Entries from a dataset

####################

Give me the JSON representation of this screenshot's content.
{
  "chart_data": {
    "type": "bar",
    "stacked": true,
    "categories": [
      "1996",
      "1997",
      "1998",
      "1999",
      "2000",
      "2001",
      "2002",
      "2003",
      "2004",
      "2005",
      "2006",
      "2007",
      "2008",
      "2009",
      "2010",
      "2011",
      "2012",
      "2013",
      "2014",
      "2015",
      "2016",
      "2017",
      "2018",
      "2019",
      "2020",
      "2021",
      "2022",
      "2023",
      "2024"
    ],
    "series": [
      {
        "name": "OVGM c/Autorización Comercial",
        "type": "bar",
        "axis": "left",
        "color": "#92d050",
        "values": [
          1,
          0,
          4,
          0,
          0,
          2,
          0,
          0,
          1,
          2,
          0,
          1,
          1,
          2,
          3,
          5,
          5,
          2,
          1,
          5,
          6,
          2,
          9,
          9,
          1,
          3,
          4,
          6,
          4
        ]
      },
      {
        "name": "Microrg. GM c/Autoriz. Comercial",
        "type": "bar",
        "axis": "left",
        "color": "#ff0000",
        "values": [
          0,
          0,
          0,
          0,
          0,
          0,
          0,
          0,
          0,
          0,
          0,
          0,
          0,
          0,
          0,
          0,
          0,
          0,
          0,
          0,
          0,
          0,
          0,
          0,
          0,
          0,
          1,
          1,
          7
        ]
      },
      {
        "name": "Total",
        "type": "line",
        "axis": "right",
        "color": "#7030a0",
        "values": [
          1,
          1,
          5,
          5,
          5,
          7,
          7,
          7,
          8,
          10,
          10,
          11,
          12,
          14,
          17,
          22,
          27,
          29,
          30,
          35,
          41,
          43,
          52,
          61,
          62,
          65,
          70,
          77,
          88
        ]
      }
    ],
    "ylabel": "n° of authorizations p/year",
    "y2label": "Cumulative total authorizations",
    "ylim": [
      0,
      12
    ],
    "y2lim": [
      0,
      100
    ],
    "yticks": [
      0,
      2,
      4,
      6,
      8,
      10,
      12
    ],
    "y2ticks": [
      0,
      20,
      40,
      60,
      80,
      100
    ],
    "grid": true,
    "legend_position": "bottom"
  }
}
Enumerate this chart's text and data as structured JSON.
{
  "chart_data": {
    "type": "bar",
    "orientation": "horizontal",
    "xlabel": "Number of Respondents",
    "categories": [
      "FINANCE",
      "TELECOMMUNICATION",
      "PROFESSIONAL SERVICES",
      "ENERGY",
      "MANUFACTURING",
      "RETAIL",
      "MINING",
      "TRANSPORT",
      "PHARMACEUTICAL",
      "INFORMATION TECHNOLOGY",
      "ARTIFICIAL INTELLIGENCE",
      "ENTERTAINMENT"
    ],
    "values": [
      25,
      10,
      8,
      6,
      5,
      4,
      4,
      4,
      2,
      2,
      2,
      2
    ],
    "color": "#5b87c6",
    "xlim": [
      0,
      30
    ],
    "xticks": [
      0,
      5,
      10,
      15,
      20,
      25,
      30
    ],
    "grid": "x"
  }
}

####################

### Task directions:
Using the records given above, list every line that includes the word "Comercial".

### Task response:
        "name": "OVGM c/Autorización Comercial",
        "name": "Microrg. GM c/Autoriz. Comercial",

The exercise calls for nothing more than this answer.